*WHAT THE TASK ASKS*: Work out how many lines contain "foals". Reply with the count alone.
==== INPUT FOR THIS TASK ====
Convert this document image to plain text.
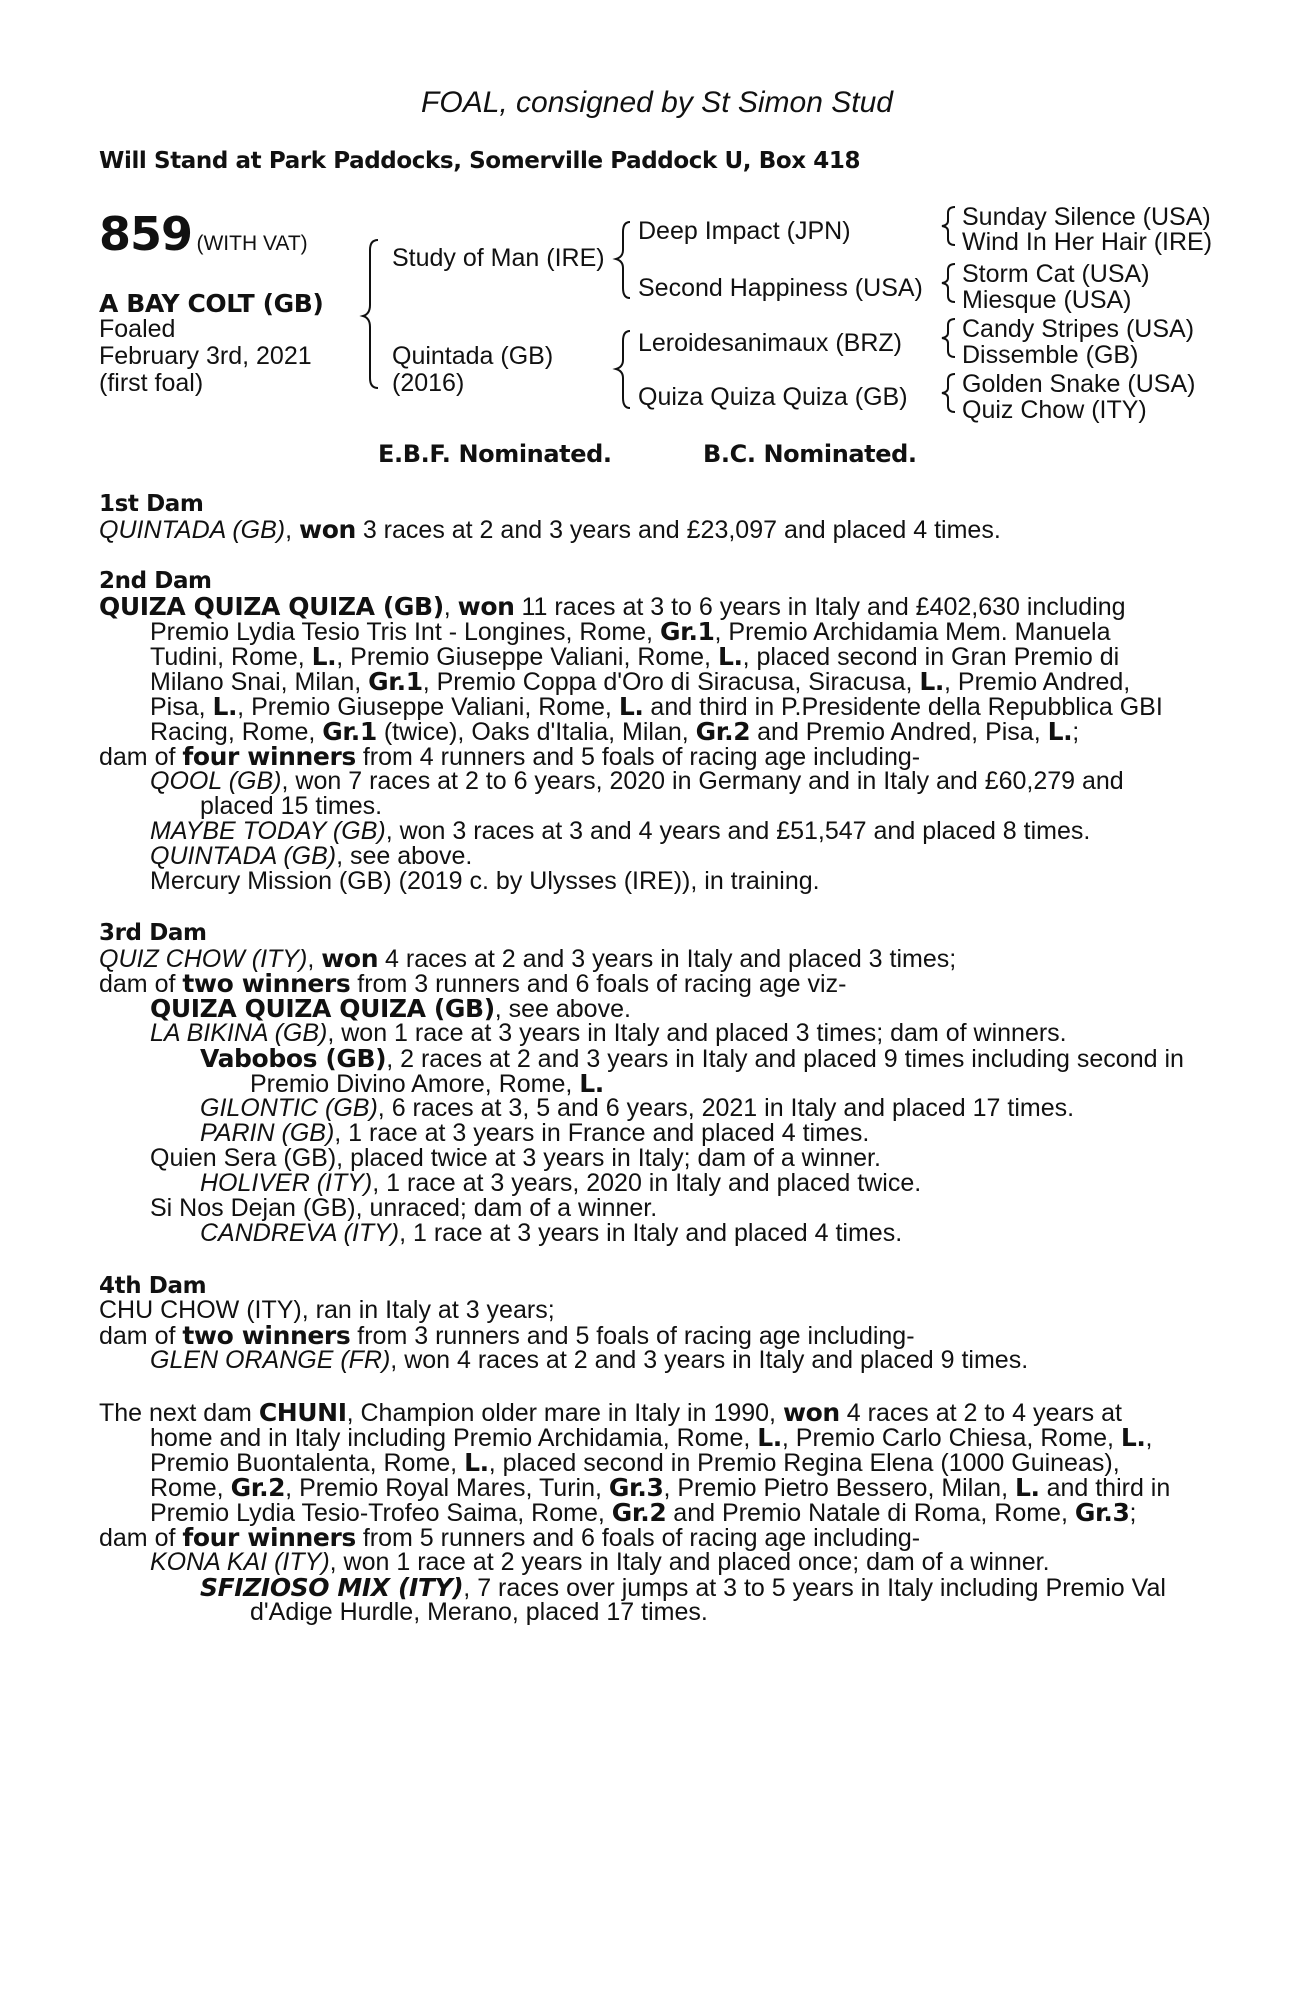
FOAL, consigned by St Simon Stud
Will Stand at Park Paddocks, Somerville Paddock U, Box 418
859 (WITH VAT)
A BAY COLT (GB)
Foaled
February 3rd, 2021
(first foal)
Study of Man (IRE)
Quintada (GB)
(2016)
Deep Impact (JPN)
Second Happiness (USA)
Leroidesanimaux (BRZ)
Quiza Quiza Quiza (GB)
Sunday Silence (USA)
Wind In Her Hair (IRE)
Storm Cat (USA)
Miesque (USA)
Candy Stripes (USA)
Dissemble (GB)
Golden Snake (USA)
Quiz Chow (ITY)
E.B.F. Nominated.	B.C. Nominated.
1st Dam
QUINTADA (GB), won 3 races at 2 and 3 years and £23,097 and placed 4 times.
2nd Dam
QUIZA QUIZA QUIZA (GB), won 11 races at 3 to 6 years in Italy and £402,630 including
Premio Lydia Tesio Tris Int - Longines, Rome, Gr.1, Premio Archidamia Mem. Manuela
Tudini, Rome, L., Premio Giuseppe Valiani, Rome, L., placed second in Gran Premio di
Milano Snai, Milan, Gr.1, Premio Coppa d'Oro di Siracusa, Siracusa, L., Premio Andred,
Pisa, L., Premio Giuseppe Valiani, Rome, L. and third in P.Presidente della Repubblica GBI
Racing, Rome, Gr.1 (twice), Oaks d'Italia, Milan, Gr.2 and Premio Andred, Pisa, L.;
dam of four winners from 4 runners and 5 foals of racing age including-
QOOL (GB), won 7 races at 2 to 6 years, 2020 in Germany and in Italy and £60,279 and
placed 15 times.
MAYBE TODAY (GB), won 3 races at 3 and 4 years and £51,547 and placed 8 times.
QUINTADA (GB), see above.
Mercury Mission (GB) (2019 c. by Ulysses (IRE)), in training.
3rd Dam
QUIZ CHOW (ITY), won 4 races at 2 and 3 years in Italy and placed 3 times;
dam of two winners from 3 runners and 6 foals of racing age viz-
QUIZA QUIZA QUIZA (GB), see above.
LA BIKINA (GB), won 1 race at 3 years in Italy and placed 3 times; dam of winners.
Vabobos (GB), 2 races at 2 and 3 years in Italy and placed 9 times including second in
Premio Divino Amore, Rome, L.
GILONTIC (GB), 6 races at 3, 5 and 6 years, 2021 in Italy and placed 17 times.
PARIN (GB), 1 race at 3 years in France and placed 4 times.
Quien Sera (GB), placed twice at 3 years in Italy; dam of a winner.
HOLIVER (ITY), 1 race at 3 years, 2020 in Italy and placed twice.
Si Nos Dejan (GB), unraced; dam of a winner.
CANDREVA (ITY), 1 race at 3 years in Italy and placed 4 times.
4th Dam
CHU CHOW (ITY), ran in Italy at 3 years;
dam of two winners from 3 runners and 5 foals of racing age including-
GLEN ORANGE (FR), won 4 races at 2 and 3 years in Italy and placed 9 times.
The next dam CHUNI, Champion older mare in Italy in 1990, won 4 races at 2 to 4 years at
home and in Italy including Premio Archidamia, Rome, L., Premio Carlo Chiesa, Rome, L.,
Premio Buontalenta, Rome, L., placed second in Premio Regina Elena (1000 Guineas),
Rome, Gr.2, Premio Royal Mares, Turin, Gr.3, Premio Pietro Bessero, Milan, L. and third in
Premio Lydia Tesio-Trofeo Saima, Rome, Gr.2 and Premio Natale di Roma, Rome, Gr.3;
dam of four winners from 5 runners and 6 foals of racing age including-
KONA KAI (ITY), won 1 race at 2 years in Italy and placed once; dam of a winner.
SFIZIOSO MIX (ITY), 7 races over jumps at 3 to 5 years in Italy including Premio Val
d'Adige Hurdle, Merano, placed 17 times.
====
*RESPONSE TO THIS EXERCISE*: 4